Challenge: Copy the lines from the one containing "cell-supply-pyeong: 33.9154 <box>688" to the one containing "cell-supply-sqm: 112.3264 <box>575", both included, without any changes.

** START OF Data excerpts **

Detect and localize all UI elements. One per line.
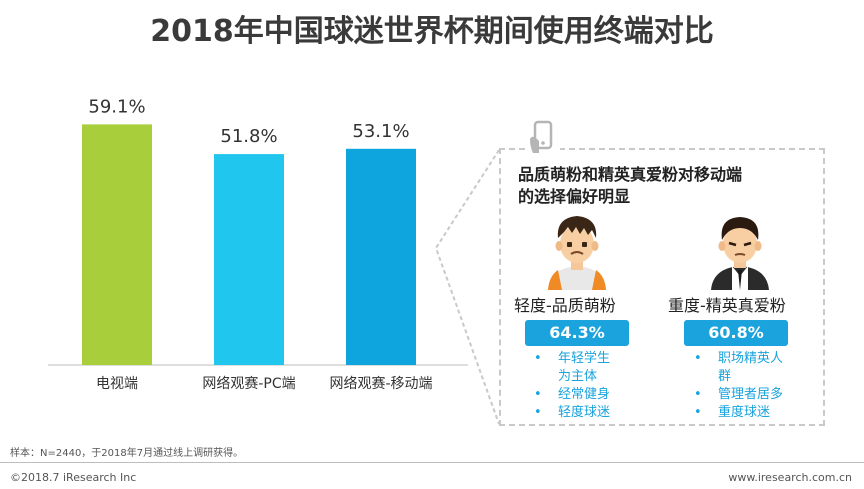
bullet-item: 管理者居多 bbox=[690, 386, 783, 404]
callout-headline: 品质萌粉和精英真爱粉对移动端 的选择偏好明显 bbox=[518, 164, 818, 208]
bar-1 bbox=[82, 124, 152, 365]
bar-3 bbox=[346, 148, 416, 365]
group-label-light-fans: 轻度-品质萌粉 bbox=[514, 296, 616, 315]
category-label: 网络观赛-PC端 bbox=[202, 376, 295, 392]
footer-divider bbox=[0, 462, 864, 463]
sample-footnote: 样本：N=2440，于2018年7月通过线上调研获得。 bbox=[10, 448, 244, 459]
elite-fan-avatar bbox=[705, 210, 775, 294]
bar-value-label: 59.1% bbox=[88, 96, 145, 117]
copyright-text: ©2018.7 iResearch Inc bbox=[10, 471, 137, 484]
bullet-item: 经常健身 bbox=[530, 386, 610, 404]
bar-2 bbox=[214, 154, 284, 365]
bullet-item: 重度球迷 bbox=[690, 404, 783, 422]
percent-badge-heavy-fans: 60.8% bbox=[684, 320, 788, 346]
website-link[interactable]: www.iresearch.com.cn bbox=[728, 471, 852, 484]
bar-value-label: 51.8% bbox=[220, 126, 277, 147]
bullet-item: 轻度球迷 bbox=[530, 404, 610, 422]
bullet-item: 年轻学生 bbox=[530, 350, 610, 368]
student-fan-avatar bbox=[542, 210, 612, 294]
page-title: 2018年中国球迷世界杯期间使用终端对比 bbox=[150, 14, 714, 49]
percent-badge-light-fans: 64.3% bbox=[525, 320, 629, 346]
bullet-item: 职场精英人 bbox=[690, 350, 783, 368]
bar-value-label: 53.1% bbox=[352, 121, 409, 142]
headline-line-1: 品质萌粉和精英真爱粉对移动端 bbox=[518, 165, 743, 184]
bullet-item-continuation: 为主体 bbox=[530, 368, 610, 386]
category-label: 电视端 bbox=[96, 376, 138, 392]
group-label-heavy-fans: 重度-精英真爱粉 bbox=[668, 296, 786, 315]
bullet-list-light-fans: 年轻学生 为主体 经常健身 轻度球迷 bbox=[530, 350, 610, 422]
phone-hand-icon bbox=[526, 119, 560, 157]
bullet-list-heavy-fans: 职场精英人 群 管理者居多 重度球迷 bbox=[690, 350, 783, 422]
bullet-item-continuation: 群 bbox=[690, 368, 783, 386]
bullet-text: 群 bbox=[718, 369, 732, 384]
bullet-text: 为主体 bbox=[558, 369, 598, 384]
category-label: 网络观赛-移动端 bbox=[329, 376, 432, 392]
headline-line-2: 的选择偏好明显 bbox=[518, 187, 631, 206]
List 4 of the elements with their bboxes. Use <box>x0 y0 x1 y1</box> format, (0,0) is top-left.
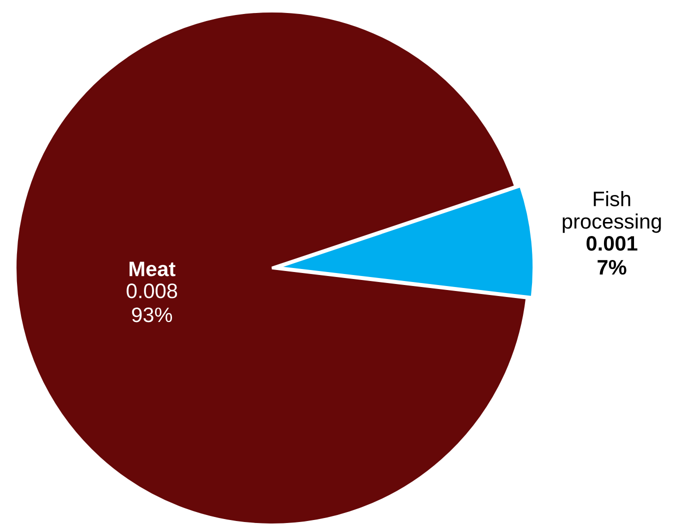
slice-label: Meat <box>130 262 176 276</box>
slice-label: Fish processing <box>562 191 661 233</box>
data-label: 0.001 7% <box>586 236 638 275</box>
data-label: 0.008 93% <box>126 284 178 322</box>
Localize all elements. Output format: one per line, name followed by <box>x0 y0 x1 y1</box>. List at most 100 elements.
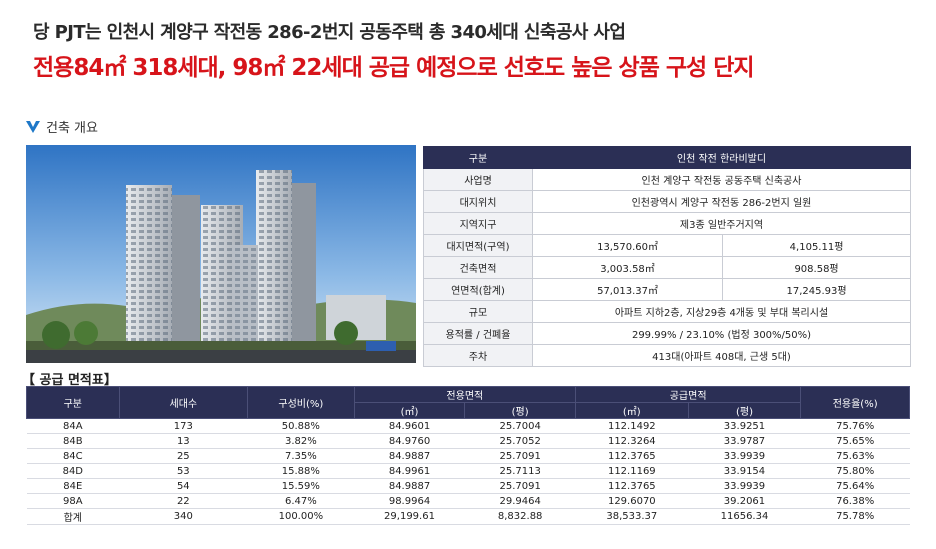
cell-supply-pyeong: 33.9154 <box>688 463 801 479</box>
table-row: 연면적(합계) 57,013.37㎡ 17,245.93평 <box>423 278 911 301</box>
cell-type: 84C <box>26 448 120 464</box>
building-rendering <box>26 145 416 363</box>
cell-supply-pyeong: 11656.34 <box>688 508 801 525</box>
cell-supply-pyeong: 39.2061 <box>688 493 801 509</box>
cell-units: 22 <box>119 493 248 509</box>
cell-exclusive-rate: 75.63% <box>800 448 910 464</box>
supply-table-title: 【 공급 면적표】 <box>22 373 117 388</box>
cell-supply-pyeong: 33.9251 <box>688 418 801 434</box>
table-row: 대지면적(구역) 13,570.60㎡ 4,105.11평 <box>423 234 911 257</box>
overview-header-row: 구분 인천 작전 한라비발디 <box>423 146 911 169</box>
cell-exclusive-sqm: 84.9887 <box>354 448 465 464</box>
table-row: 사업명 인천 계양구 작전동 공동주택 신축공사 <box>423 168 911 191</box>
cell-exclusive-pyeong: 25.7113 <box>464 463 576 479</box>
cell-exclusive-rate: 75.65% <box>800 433 910 449</box>
cell-units: 25 <box>119 448 248 464</box>
cell-type: 84D <box>26 463 120 479</box>
section-title-label: 건축 개요 <box>46 121 98 136</box>
cell-supply-sqm: 112.3765 <box>575 478 689 494</box>
cell-supply-sqm: 112.3264 <box>575 433 689 449</box>
row-value-pyeong: 4,105.11평 <box>722 234 911 257</box>
section-title: 건축 개요 <box>26 117 98 136</box>
cell-supply-sqm: 38,533.37 <box>575 508 689 525</box>
table-row: 주차 413대(아파트 408대, 근생 5대) <box>423 344 911 367</box>
cell-exclusive-sqm: 84.9760 <box>354 433 465 449</box>
col-supply-sqm: (㎡) <box>574 402 689 419</box>
cell-supply-sqm: 112.3765 <box>575 448 689 464</box>
cell-units: 13 <box>119 433 248 449</box>
cell-ratio: 7.35% <box>247 448 355 464</box>
cell-exclusive-rate: 75.80% <box>800 463 910 479</box>
cell-ratio: 100.00% <box>247 508 355 525</box>
v-chevron-icon <box>26 120 40 133</box>
row-value: 제3종 일반주거지역 <box>532 212 911 235</box>
cell-exclusive-pyeong: 25.7091 <box>464 478 576 494</box>
cell-units: 340 <box>119 508 248 525</box>
cell-exclusive-rate: 75.76% <box>800 418 910 434</box>
table-row: 규모 아파트 지하2층, 지상29층 4개동 및 부대 복리시설 <box>423 300 911 323</box>
row-label: 대지면적(구역) <box>423 234 533 257</box>
cell-units: 173 <box>119 418 248 434</box>
row-label: 주차 <box>423 344 533 367</box>
table-row: 대지위치 인천광역시 계양구 작전동 286-2번지 일원 <box>423 190 911 213</box>
row-value: 인천 계양구 작전동 공동주택 신축공사 <box>532 168 911 191</box>
cell-exclusive-sqm: 84.9887 <box>354 478 465 494</box>
cell-supply-sqm: 129.6070 <box>575 493 689 509</box>
cell-type: 84E <box>26 478 120 494</box>
row-value-sqm: 3,003.58㎡ <box>531 256 724 279</box>
cell-exclusive-pyeong: 29.9464 <box>464 493 576 509</box>
row-label: 연면적(합계) <box>423 278 533 301</box>
cell-exclusive-sqm: 29,199.61 <box>354 508 465 525</box>
col-exclusive-pyeong: (평) <box>464 402 576 419</box>
row-value-pyeong: 17,245.93평 <box>722 278 911 301</box>
headline-line2: 전용84㎡ 318세대, 98㎡ 22세대 공급 예정으로 선호도 높은 상품 … <box>33 55 755 81</box>
col-exclusive: 전용면적 <box>353 386 576 403</box>
table-row-total: 합계 340 100.00% 29,199.61 8,832.88 38,533… <box>26 508 910 525</box>
row-value: 아파트 지하2층, 지상29층 4개동 및 부대 복리시설 <box>532 300 911 323</box>
table-row: 84D 53 15.88% 84.9961 25.7113 112.1169 3… <box>26 463 910 479</box>
cell-exclusive-pyeong: 25.7004 <box>464 418 576 434</box>
table-row: 건축면적 3,003.58㎡ 908.58평 <box>423 256 911 279</box>
cell-type: 84A <box>26 418 120 434</box>
col-ratio: 구성비(%) <box>247 386 355 419</box>
table-row: 지역지구 제3종 일반주거지역 <box>423 212 911 235</box>
cell-supply-pyeong: 33.9939 <box>688 448 801 464</box>
col-supply: 공급면적 <box>574 386 802 403</box>
cell-exclusive-sqm: 98.9964 <box>354 493 465 509</box>
cell-supply-sqm: 112.1169 <box>575 463 689 479</box>
col-exclusive-sqm: (㎡) <box>353 402 466 419</box>
cell-units: 54 <box>119 478 248 494</box>
row-value-sqm: 13,570.60㎡ <box>531 234 724 257</box>
row-value-sqm: 57,013.37㎡ <box>531 278 724 301</box>
col-type: 구분 <box>26 386 120 419</box>
row-label: 지역지구 <box>423 212 533 235</box>
cell-exclusive-rate: 75.78% <box>800 508 910 525</box>
cell-exclusive-rate: 76.38% <box>800 493 910 509</box>
table-row: 84A 173 50.88% 84.9601 25.7004 112.1492 … <box>26 418 910 434</box>
cell-type: 98A <box>26 493 120 509</box>
cell-units: 53 <box>119 463 248 479</box>
cell-exclusive-pyeong: 25.7052 <box>464 433 576 449</box>
cell-ratio: 15.59% <box>247 478 355 494</box>
row-label: 대지위치 <box>423 190 533 213</box>
row-value: 인천광역시 계양구 작전동 286-2번지 일원 <box>532 190 911 213</box>
table-row: 용적률 / 건폐율 299.99% / 23.10% (법정 300%/50%) <box>423 322 911 345</box>
col-exclusive-rate: 전용율(%) <box>800 386 910 419</box>
overview-header-label: 구분 <box>423 146 533 169</box>
cell-supply-pyeong: 33.9787 <box>688 433 801 449</box>
cell-ratio: 3.82% <box>247 433 355 449</box>
supply-header-row: 구분 세대수 구성비(%) 전용면적 공급면적 전용율(%) <box>26 386 910 419</box>
table-row: 84B 13 3.82% 84.9760 25.7052 112.3264 33… <box>26 433 910 449</box>
row-value: 413대(아파트 408대, 근생 5대) <box>532 344 911 367</box>
cell-exclusive-rate: 75.64% <box>800 478 910 494</box>
overview-table: 구분 인천 작전 한라비발디 사업명 인천 계양구 작전동 공동주택 신축공사 … <box>423 146 911 367</box>
supply-subheader-row: (㎡) (평) (㎡) (평) <box>27 402 910 419</box>
cell-ratio: 15.88% <box>247 463 355 479</box>
table-row: 98A 22 6.47% 98.9964 29.9464 129.6070 39… <box>26 493 910 509</box>
col-units: 세대수 <box>118 386 249 419</box>
row-value: 299.99% / 23.10% (법정 300%/50%) <box>532 322 911 345</box>
table-row: 84E 54 15.59% 84.9887 25.7091 112.3765 3… <box>26 478 910 494</box>
cell-supply-pyeong: 33.9939 <box>688 478 801 494</box>
cell-exclusive-sqm: 84.9961 <box>354 463 465 479</box>
cell-supply-sqm: 112.1492 <box>575 418 689 434</box>
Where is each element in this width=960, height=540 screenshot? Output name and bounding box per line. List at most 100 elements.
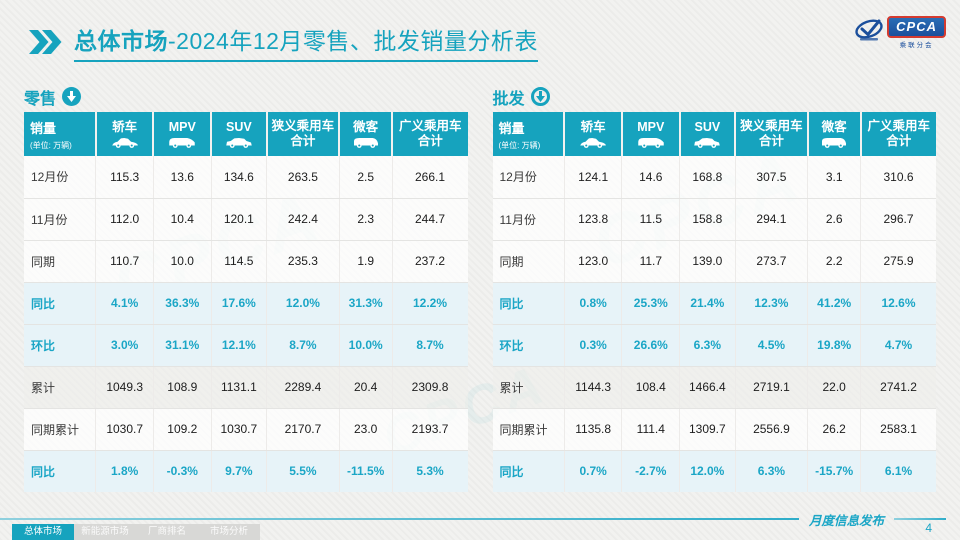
data-cell: 10.4 <box>153 198 212 241</box>
data-cell: 123.8 <box>564 198 623 241</box>
data-cell: 31.1% <box>153 324 212 367</box>
data-cell: 242.4 <box>266 198 340 241</box>
tab-0[interactable]: 总体市场 <box>12 524 74 540</box>
data-cell: 14.6 <box>621 156 681 199</box>
column-header: 狭义乘用车 合计 <box>266 112 341 156</box>
title-bold-part: 总体市场 <box>74 28 168 54</box>
page-number: 4 <box>925 521 932 535</box>
data-cell: 9.7% <box>211 450 268 492</box>
row-label: 同期累计 <box>24 408 97 451</box>
table-row: 同比 0.8% 25.3% 21.4% 12.3% 41.2% 12.6% <box>492 282 936 325</box>
row-label: 同比 <box>492 450 565 492</box>
data-cell: 12.3% <box>735 282 809 325</box>
column-header: SUV <box>211 112 268 156</box>
column-header: MPV <box>153 112 213 156</box>
data-cell: 8.7% <box>266 324 340 367</box>
sales-unit-note: (单位: 万辆) <box>30 140 72 150</box>
table-row: 同比 1.8% -0.3% 9.7% 5.5% -11.5% 5.3% <box>24 450 468 492</box>
column-header: 狭义乘用车 合计 <box>735 112 809 156</box>
data-cell: 20.4 <box>339 366 393 409</box>
logo-brand: CPCA <box>887 16 946 38</box>
column-label: 合计 <box>758 134 784 148</box>
data-cell: 1135.8 <box>564 408 623 451</box>
table-row: 累计 1049.3 108.9 1131.1 2289.4 20.4 2309.8 <box>24 366 468 409</box>
table-row: 累计 1144.3 108.4 1466.4 2719.1 22.0 2741.2 <box>492 366 936 409</box>
title-rest-part: -2024年12月零售、批发销量分析表 <box>168 28 538 54</box>
retail-table: 销量 (单位: 万辆) 轿车 MPV SUV 狭义乘用车 合计 微客 广义乘用车 合计 12月份 11… <box>24 112 468 492</box>
column-label: 广义乘用车 <box>867 119 931 133</box>
data-cell: 110.7 <box>95 240 154 283</box>
wholesale-section-header: 批发 <box>493 84 937 109</box>
data-cell: 2170.7 <box>266 408 340 451</box>
data-cell: 5.3% <box>392 450 468 492</box>
data-cell: 10.0% <box>339 324 393 367</box>
suv-car-icon <box>681 136 734 149</box>
table-row: 同比 0.7% -2.7% 12.0% 6.3% -15.7% 6.1% <box>492 450 936 492</box>
data-cell: 25.3% <box>621 282 681 325</box>
column-header: 广义乘用车 合计 <box>860 112 936 156</box>
data-cell: 5.5% <box>266 450 340 492</box>
column-label: 轿车 <box>112 119 138 134</box>
data-cell: 12.6% <box>860 282 936 325</box>
data-cell: 3.0% <box>95 324 154 367</box>
data-cell: 6.3% <box>735 450 809 492</box>
mpv-car-icon <box>154 136 210 149</box>
data-cell: 1049.3 <box>95 366 154 409</box>
table-row: 11月份 112.0 10.4 120.1 242.4 2.3 244.7 <box>24 198 468 241</box>
data-cell: 3.1 <box>807 156 862 199</box>
bottom-tabs: 总体市场 新能源市场 厂商排名 市场分析 <box>12 524 260 540</box>
data-cell: 1.9 <box>339 240 393 283</box>
header-row: 销量 (单位: 万辆) 轿车 MPV SUV 狭义乘用车 合计 微客 广义乘用车 合计 <box>24 112 468 156</box>
data-cell: 13.6 <box>153 156 212 199</box>
data-cell: 244.7 <box>392 198 468 241</box>
tab-1[interactable]: 新能源市场 <box>74 524 136 540</box>
download-circle-icon <box>530 87 550 106</box>
data-cell: 2193.7 <box>392 408 468 451</box>
header-row: 销量 (单位: 万辆) 轿车 MPV SUV 狭义乘用车 合计 微客 广义乘用车 合计 <box>492 112 936 156</box>
row-label: 同比 <box>24 450 97 492</box>
tab-3[interactable]: 市场分析 <box>198 524 260 540</box>
data-cell: 2309.8 <box>392 366 468 409</box>
row-label: 同期 <box>492 240 565 283</box>
data-cell: 31.3% <box>339 282 393 325</box>
data-cell: 168.8 <box>679 156 736 199</box>
data-cell: 294.1 <box>735 198 809 241</box>
wholesale-panel: 批发 销量 (单位: 万辆) 轿车 MPV SUV 狭义乘用车 合计 微客 广义乘用车 合计 12月… <box>492 84 937 492</box>
column-header: SUV <box>679 112 737 156</box>
data-cell: 115.3 <box>95 156 154 199</box>
column-label: MPV <box>168 119 196 134</box>
data-cell: 26.2 <box>807 408 862 451</box>
data-cell: 2719.1 <box>735 366 809 409</box>
data-cell: 1030.7 <box>211 408 268 451</box>
data-cell: 23.0 <box>339 408 393 451</box>
sales-unit-header: 销量 (单位: 万辆) <box>492 112 566 156</box>
footer-line-right <box>894 518 946 520</box>
table-row: 同期累计 1030.7 109.2 1030.7 2170.7 23.0 2193.7 <box>24 408 468 451</box>
retail-section-header: 零售 <box>24 84 468 109</box>
section-label-wholesale: 批发 <box>492 90 525 108</box>
column-header: 轿车 <box>95 112 155 156</box>
data-cell: 123.0 <box>564 240 623 283</box>
column-header: 广义乘用车 合计 <box>392 112 468 156</box>
data-cell: 307.5 <box>735 156 809 199</box>
column-label: 合计 <box>290 134 316 148</box>
cpca-logo: CPCA 乘联分会 <box>854 16 946 49</box>
data-cell: 1309.7 <box>679 408 736 451</box>
data-cell: 120.1 <box>211 198 268 241</box>
data-cell: 158.8 <box>679 198 736 241</box>
logo-text-block: CPCA 乘联分会 <box>887 16 946 49</box>
tab-2[interactable]: 厂商排名 <box>136 524 198 540</box>
data-cell: 108.4 <box>621 366 681 409</box>
row-label: 同比 <box>492 282 565 325</box>
data-cell: 2.5 <box>339 156 393 199</box>
column-label: SUV <box>694 119 721 134</box>
row-label: 环比 <box>24 324 97 367</box>
row-label: 同期累计 <box>492 408 565 451</box>
sales-unit-title: 销量 <box>498 120 525 136</box>
table-row: 12月份 115.3 13.6 134.6 263.5 2.5 266.1 <box>24 156 468 199</box>
data-cell: 12.1% <box>211 324 268 367</box>
data-cell: 41.2% <box>807 282 862 325</box>
page-title: 总体市场-2024年12月零售、批发销量分析表 <box>74 22 538 62</box>
row-label: 12月份 <box>24 156 97 199</box>
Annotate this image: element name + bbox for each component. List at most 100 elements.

** END OF Data excerpts **

Solution:
cell-supply-pyeong: 33.9154 <box>688 463 801 479</box>
table-row: 연면적(합계) 57,013.37㎡ 17,245.93평 <box>423 278 911 301</box>
cell-type: 84C <box>26 448 120 464</box>
building-rendering <box>26 145 416 363</box>
cell-supply-pyeong: 11656.34 <box>688 508 801 525</box>
cell-supply-pyeong: 39.2061 <box>688 493 801 509</box>
cell-units: 22 <box>119 493 248 509</box>
cell-exclusive-rate: 75.63% <box>800 448 910 464</box>
supply-table-title: 【 공급 면적표】 <box>22 373 117 388</box>
cell-supply-pyeong: 33.9251 <box>688 418 801 434</box>
table-row: 대지면적(구역) 13,570.60㎡ 4,105.11평 <box>423 234 911 257</box>
overview-header-row: 구분 인천 작전 한라비발디 <box>423 146 911 169</box>
cell-exclusive-sqm: 84.9887 <box>354 448 465 464</box>
table-row: 사업명 인천 계양구 작전동 공동주택 신축공사 <box>423 168 911 191</box>
cell-exclusive-pyeong: 25.7113 <box>464 463 576 479</box>
cell-exclusive-rate: 75.65% <box>800 433 910 449</box>
cell-units: 25 <box>119 448 248 464</box>
cell-type: 84D <box>26 463 120 479</box>
section-title-label: 건축 개요 <box>46 121 98 136</box>
cell-supply-sqm: 112.3765 <box>575 478 689 494</box>
cell-supply-sqm: 112.3264 <box>575 433 689 449</box>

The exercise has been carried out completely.